WRITTEN REQUEST:
Among the lines below, how many carry the string "chevron"? Reply with a number and nothing else.

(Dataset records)
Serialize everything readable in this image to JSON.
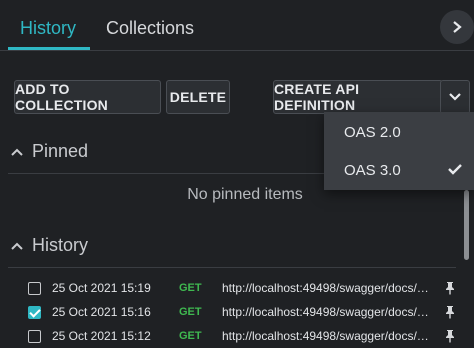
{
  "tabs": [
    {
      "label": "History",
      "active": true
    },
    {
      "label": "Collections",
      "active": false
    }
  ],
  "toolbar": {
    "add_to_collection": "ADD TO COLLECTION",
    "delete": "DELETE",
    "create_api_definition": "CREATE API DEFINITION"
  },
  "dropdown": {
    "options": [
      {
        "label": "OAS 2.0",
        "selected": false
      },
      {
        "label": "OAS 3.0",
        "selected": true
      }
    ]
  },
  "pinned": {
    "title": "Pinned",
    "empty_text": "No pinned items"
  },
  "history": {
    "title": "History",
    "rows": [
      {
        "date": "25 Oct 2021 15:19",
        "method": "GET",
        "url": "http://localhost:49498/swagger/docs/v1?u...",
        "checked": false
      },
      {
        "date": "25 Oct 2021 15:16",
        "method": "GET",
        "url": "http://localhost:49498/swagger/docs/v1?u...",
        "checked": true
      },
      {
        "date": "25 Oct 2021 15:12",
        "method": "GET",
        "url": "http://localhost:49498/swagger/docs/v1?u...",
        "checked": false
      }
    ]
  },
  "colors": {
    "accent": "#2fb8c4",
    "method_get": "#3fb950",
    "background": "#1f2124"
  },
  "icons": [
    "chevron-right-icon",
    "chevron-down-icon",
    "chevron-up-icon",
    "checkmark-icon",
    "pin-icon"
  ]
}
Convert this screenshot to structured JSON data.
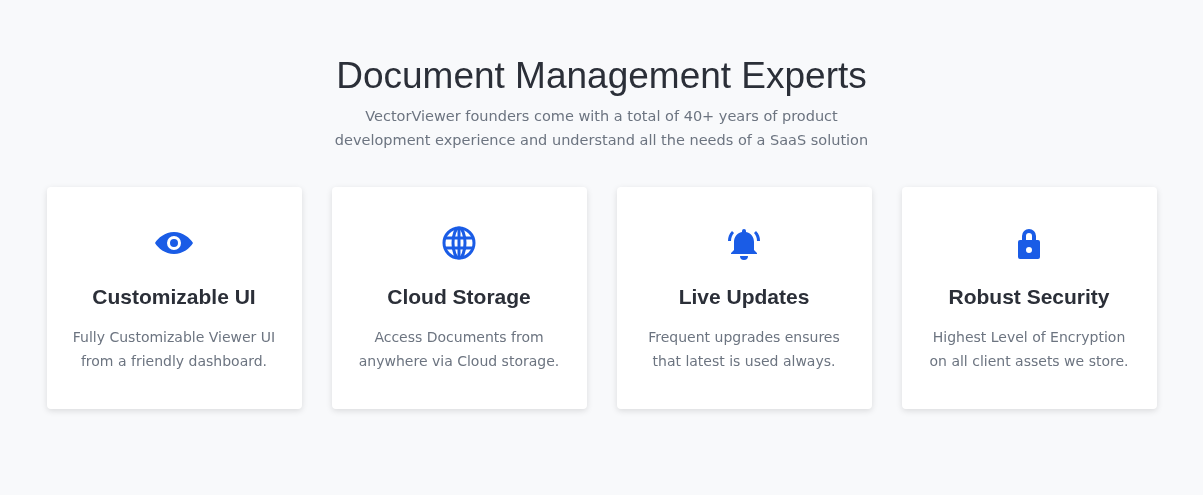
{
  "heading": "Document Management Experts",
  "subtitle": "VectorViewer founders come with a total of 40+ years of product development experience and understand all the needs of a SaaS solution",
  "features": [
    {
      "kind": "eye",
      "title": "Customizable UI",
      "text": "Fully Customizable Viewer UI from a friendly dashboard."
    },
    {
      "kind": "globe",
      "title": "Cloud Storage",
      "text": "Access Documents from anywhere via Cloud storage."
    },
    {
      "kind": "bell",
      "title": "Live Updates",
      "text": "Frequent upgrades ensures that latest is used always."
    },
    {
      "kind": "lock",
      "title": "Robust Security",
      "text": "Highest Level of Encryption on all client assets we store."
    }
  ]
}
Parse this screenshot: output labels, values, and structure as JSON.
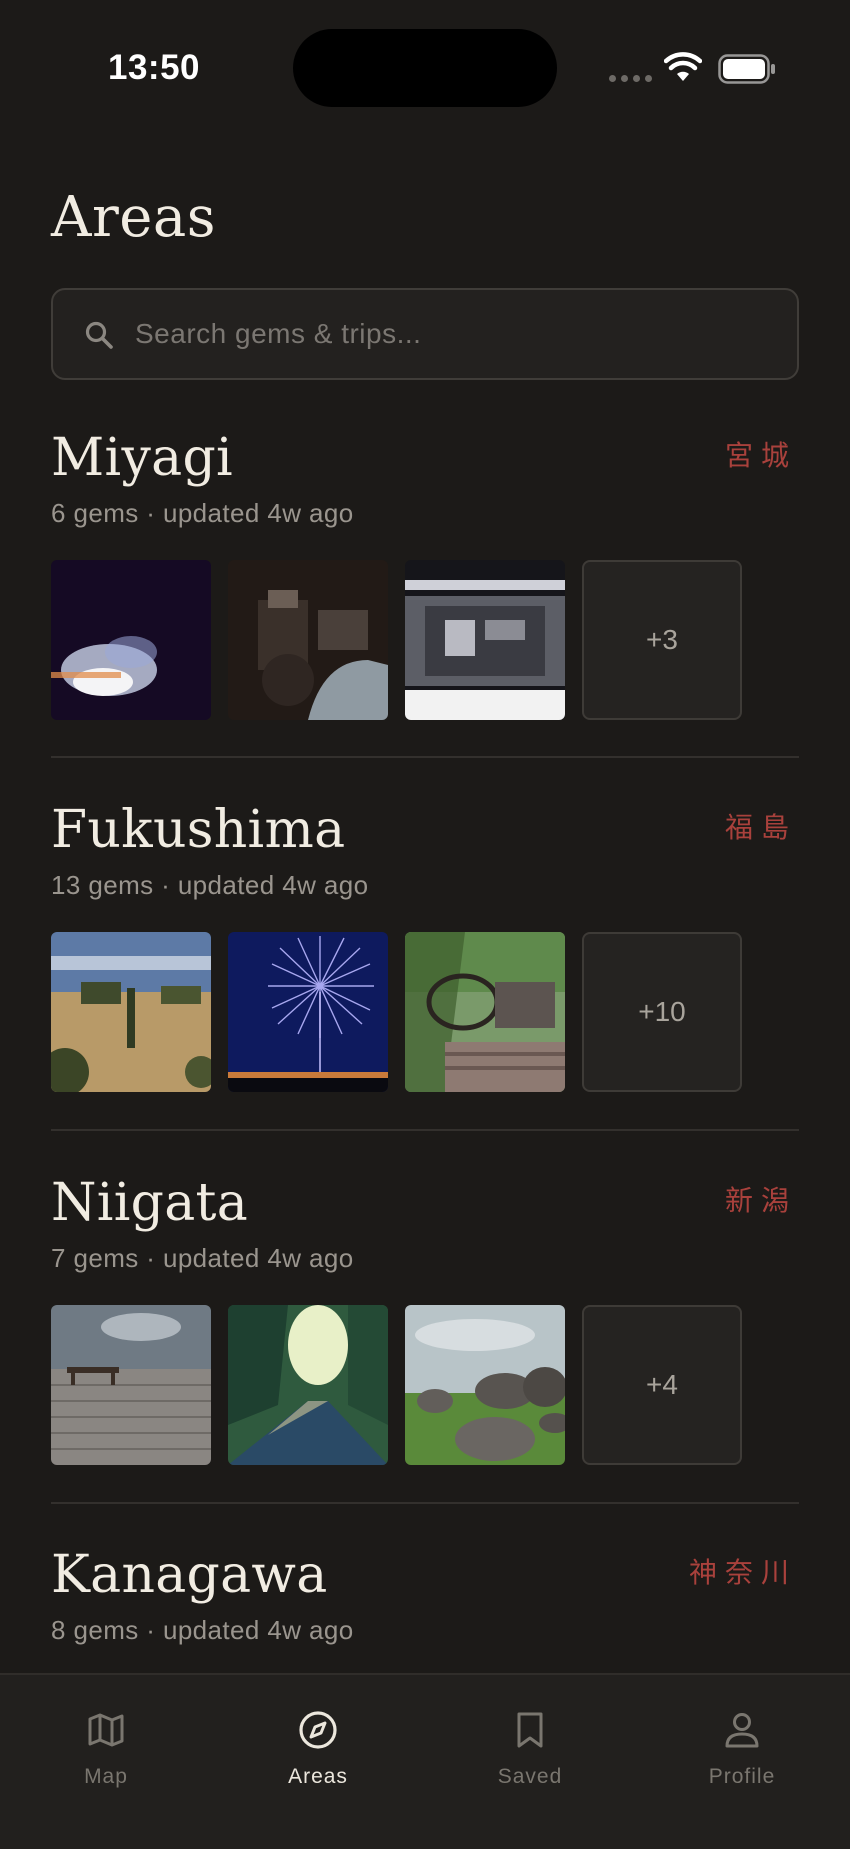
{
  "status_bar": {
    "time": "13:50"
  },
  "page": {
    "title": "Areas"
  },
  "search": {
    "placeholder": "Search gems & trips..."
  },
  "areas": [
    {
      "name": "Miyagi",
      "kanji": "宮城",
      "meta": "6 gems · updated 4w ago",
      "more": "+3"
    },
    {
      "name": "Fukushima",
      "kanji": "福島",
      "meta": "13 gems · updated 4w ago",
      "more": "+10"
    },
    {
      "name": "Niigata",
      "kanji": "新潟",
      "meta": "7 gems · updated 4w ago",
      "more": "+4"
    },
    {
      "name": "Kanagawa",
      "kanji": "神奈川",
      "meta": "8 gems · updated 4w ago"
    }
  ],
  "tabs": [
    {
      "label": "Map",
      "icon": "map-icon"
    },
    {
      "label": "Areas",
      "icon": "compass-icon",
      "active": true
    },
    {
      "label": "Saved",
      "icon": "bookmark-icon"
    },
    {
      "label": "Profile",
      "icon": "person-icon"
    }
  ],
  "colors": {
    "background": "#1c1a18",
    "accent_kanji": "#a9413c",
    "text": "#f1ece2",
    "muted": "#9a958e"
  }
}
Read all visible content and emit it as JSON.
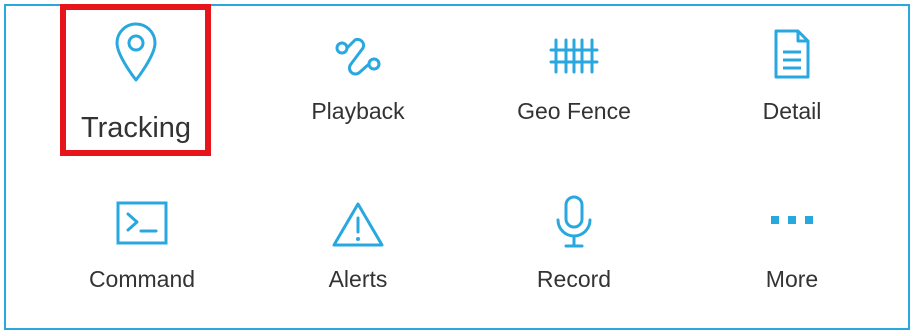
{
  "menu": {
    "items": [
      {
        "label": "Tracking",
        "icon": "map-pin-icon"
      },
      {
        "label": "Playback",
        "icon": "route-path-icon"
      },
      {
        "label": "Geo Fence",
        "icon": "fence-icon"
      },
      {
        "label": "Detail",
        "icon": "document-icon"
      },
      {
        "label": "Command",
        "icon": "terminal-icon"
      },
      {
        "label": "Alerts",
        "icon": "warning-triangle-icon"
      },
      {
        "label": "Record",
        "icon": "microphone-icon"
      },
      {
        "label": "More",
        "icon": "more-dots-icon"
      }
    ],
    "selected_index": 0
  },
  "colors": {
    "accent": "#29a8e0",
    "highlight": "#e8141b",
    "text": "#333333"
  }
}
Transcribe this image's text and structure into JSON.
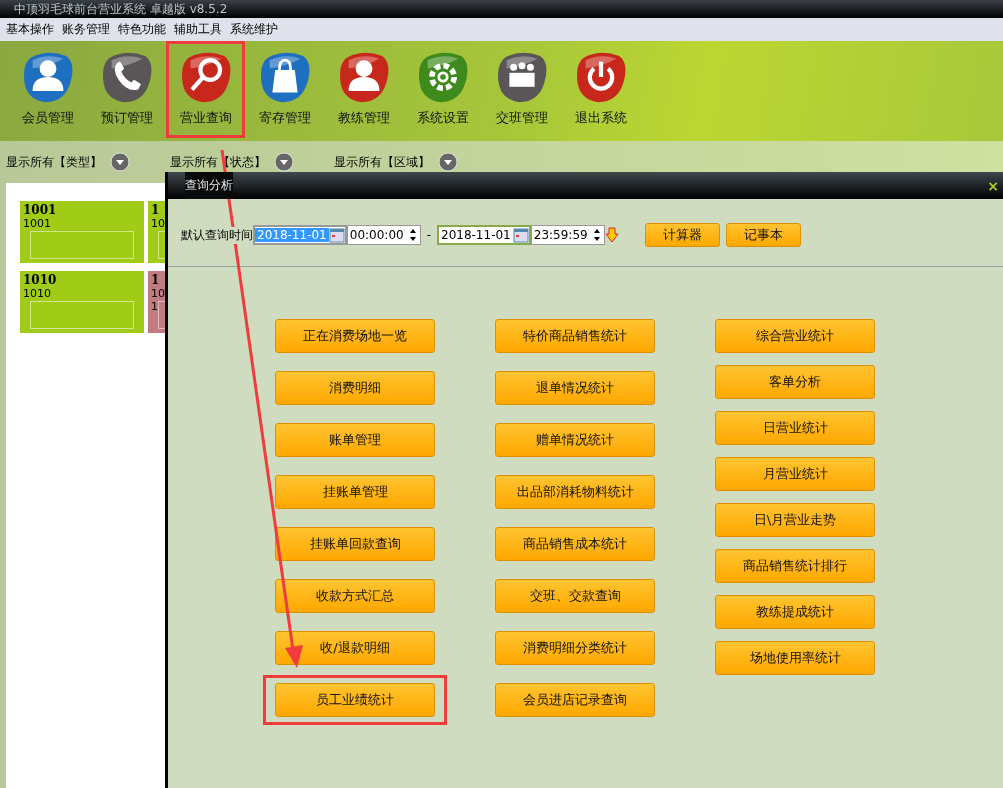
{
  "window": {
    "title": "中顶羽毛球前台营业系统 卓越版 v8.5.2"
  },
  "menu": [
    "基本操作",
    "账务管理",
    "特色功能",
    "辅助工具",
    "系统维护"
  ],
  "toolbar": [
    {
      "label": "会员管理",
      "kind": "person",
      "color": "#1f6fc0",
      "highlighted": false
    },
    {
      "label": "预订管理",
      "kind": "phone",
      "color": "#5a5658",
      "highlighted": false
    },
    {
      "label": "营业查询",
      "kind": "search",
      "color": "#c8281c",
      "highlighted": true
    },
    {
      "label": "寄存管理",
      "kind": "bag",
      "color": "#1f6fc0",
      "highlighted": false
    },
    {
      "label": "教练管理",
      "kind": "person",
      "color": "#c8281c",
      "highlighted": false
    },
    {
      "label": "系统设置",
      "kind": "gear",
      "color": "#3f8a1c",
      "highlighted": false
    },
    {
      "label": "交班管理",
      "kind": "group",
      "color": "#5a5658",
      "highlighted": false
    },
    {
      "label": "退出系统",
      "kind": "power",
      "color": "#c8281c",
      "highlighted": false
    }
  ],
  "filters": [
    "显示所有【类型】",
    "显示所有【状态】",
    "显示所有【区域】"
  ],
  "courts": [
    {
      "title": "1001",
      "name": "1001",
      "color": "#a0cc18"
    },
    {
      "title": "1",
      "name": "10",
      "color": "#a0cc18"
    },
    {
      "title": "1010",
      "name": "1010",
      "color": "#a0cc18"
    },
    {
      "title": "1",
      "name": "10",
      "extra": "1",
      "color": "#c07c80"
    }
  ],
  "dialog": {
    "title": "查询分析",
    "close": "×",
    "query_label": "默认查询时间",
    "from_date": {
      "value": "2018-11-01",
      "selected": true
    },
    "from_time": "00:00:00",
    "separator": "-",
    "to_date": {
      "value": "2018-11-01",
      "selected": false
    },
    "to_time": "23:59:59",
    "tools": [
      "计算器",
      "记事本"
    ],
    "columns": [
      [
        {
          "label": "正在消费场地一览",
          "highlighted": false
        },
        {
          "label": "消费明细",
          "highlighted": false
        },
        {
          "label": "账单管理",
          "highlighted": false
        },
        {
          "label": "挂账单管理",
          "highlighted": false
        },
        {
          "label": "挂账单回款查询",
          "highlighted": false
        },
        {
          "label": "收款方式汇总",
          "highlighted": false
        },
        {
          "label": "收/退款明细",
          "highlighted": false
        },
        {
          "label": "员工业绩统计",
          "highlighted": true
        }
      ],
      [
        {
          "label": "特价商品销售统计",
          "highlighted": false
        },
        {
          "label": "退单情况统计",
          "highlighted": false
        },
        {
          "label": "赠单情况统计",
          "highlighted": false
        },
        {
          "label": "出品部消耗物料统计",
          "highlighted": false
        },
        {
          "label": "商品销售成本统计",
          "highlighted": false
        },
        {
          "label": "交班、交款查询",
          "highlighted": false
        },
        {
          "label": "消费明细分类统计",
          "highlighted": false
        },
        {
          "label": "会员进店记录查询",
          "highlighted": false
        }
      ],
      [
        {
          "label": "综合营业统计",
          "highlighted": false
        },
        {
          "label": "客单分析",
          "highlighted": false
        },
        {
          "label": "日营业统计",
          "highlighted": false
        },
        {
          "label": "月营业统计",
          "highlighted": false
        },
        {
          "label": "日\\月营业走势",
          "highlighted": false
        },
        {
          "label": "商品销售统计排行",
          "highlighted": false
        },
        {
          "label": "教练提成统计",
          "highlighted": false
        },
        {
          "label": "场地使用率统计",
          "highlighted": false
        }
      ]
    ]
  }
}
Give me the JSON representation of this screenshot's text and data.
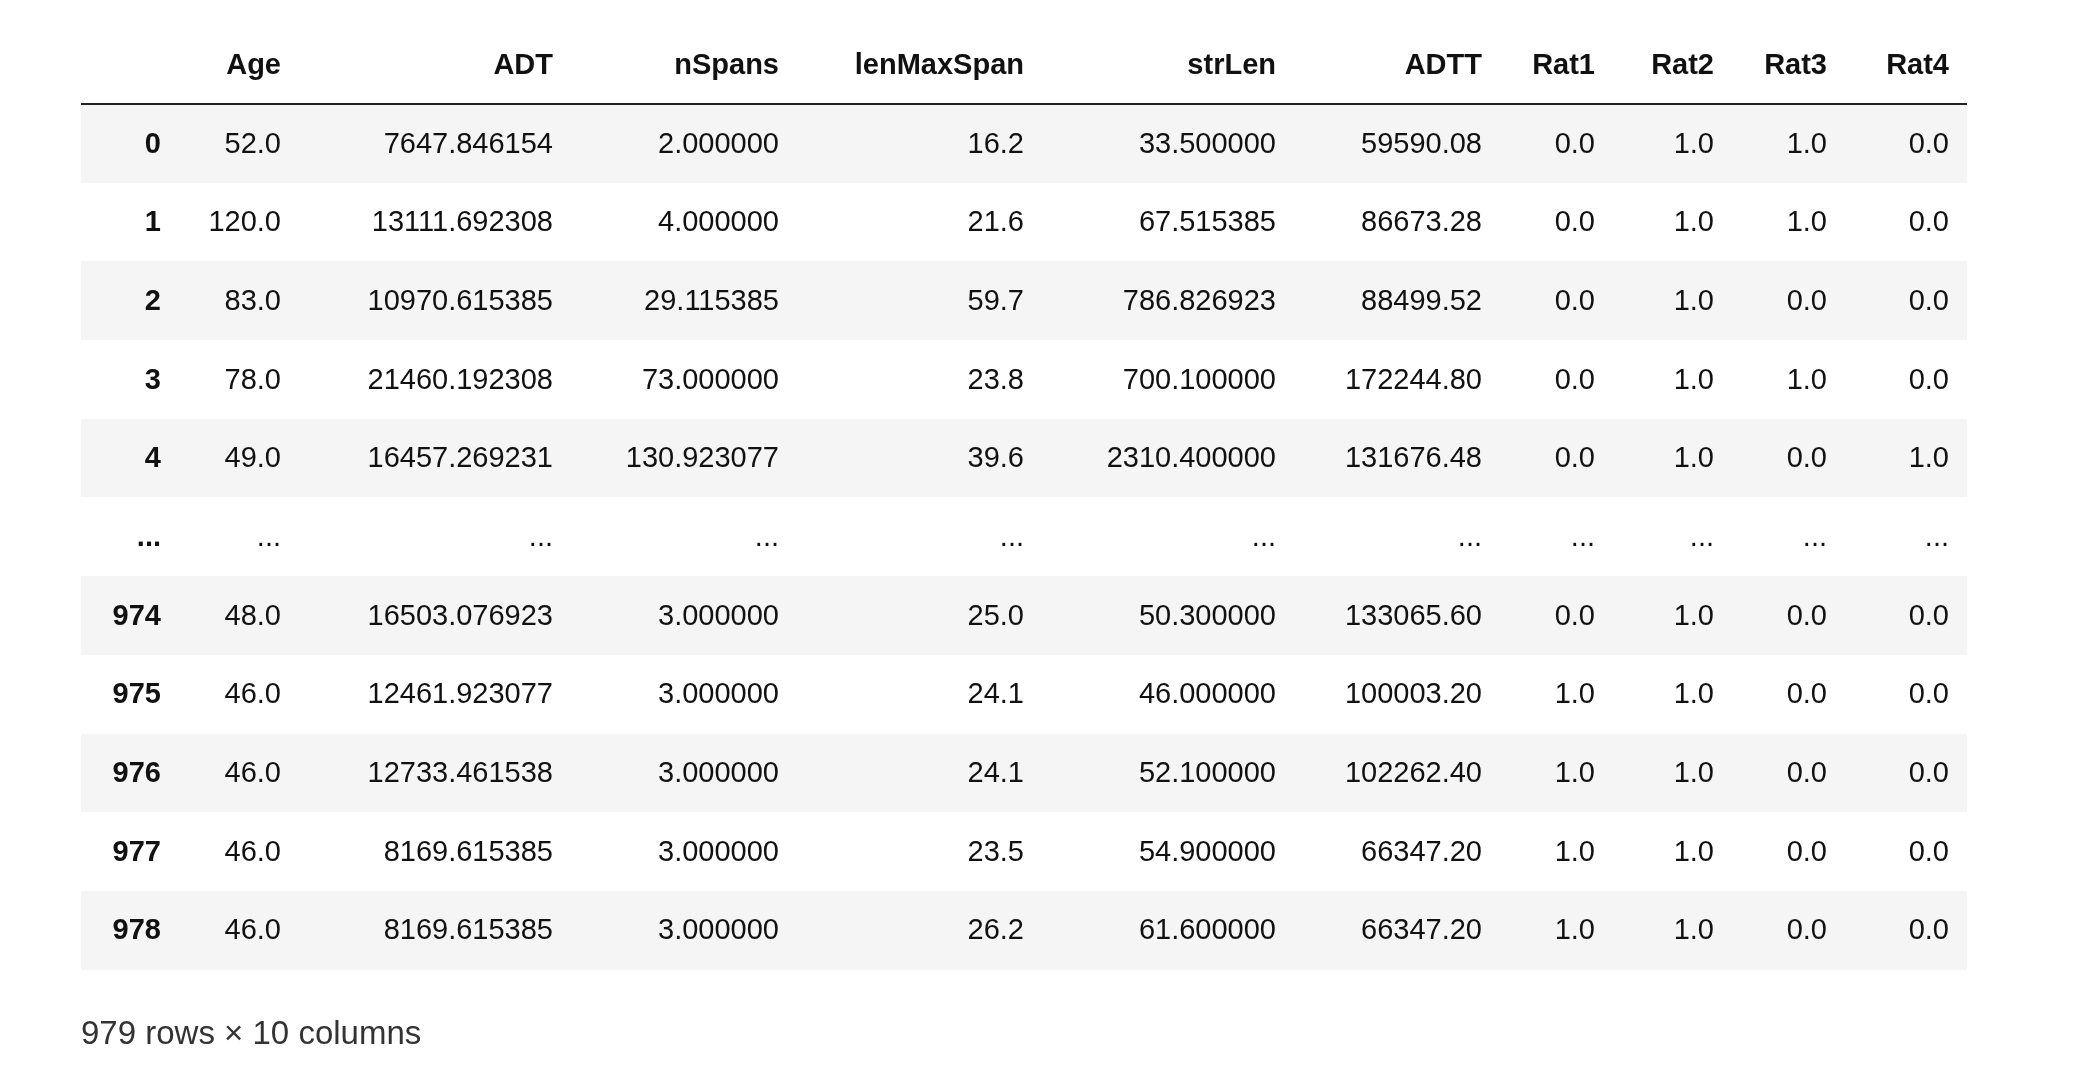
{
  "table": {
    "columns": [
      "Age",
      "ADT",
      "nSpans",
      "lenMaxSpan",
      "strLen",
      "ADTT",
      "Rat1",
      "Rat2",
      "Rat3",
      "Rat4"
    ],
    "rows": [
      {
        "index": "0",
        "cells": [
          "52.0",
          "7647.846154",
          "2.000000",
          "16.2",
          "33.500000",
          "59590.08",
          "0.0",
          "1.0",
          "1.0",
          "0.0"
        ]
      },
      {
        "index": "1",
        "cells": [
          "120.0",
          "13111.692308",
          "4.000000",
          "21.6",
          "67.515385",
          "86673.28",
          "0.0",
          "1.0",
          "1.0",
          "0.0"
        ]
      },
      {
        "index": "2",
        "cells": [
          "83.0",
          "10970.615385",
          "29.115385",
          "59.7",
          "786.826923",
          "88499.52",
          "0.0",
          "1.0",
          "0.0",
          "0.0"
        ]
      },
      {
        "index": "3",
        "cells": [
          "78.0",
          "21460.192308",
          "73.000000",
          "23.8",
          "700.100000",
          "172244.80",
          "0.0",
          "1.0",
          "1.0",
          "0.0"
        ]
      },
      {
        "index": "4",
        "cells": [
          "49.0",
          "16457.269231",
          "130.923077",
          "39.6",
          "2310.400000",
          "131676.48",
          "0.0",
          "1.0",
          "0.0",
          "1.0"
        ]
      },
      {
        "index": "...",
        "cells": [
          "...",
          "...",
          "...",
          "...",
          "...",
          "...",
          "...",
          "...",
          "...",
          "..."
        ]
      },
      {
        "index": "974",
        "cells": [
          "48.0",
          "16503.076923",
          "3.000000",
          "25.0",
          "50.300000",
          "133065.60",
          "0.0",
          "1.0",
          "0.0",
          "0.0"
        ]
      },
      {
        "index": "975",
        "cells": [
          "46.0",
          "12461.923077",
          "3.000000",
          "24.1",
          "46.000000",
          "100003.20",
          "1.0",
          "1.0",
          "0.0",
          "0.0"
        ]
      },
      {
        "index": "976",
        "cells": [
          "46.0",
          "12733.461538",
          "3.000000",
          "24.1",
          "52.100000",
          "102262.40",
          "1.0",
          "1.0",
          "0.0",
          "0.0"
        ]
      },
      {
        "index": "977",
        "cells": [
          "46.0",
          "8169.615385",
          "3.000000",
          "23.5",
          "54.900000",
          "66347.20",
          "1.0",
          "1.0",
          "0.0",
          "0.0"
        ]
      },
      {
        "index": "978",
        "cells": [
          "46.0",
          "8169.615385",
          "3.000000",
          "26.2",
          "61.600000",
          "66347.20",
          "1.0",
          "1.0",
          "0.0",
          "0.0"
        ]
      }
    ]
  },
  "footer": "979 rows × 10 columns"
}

FINAL RESULT:
3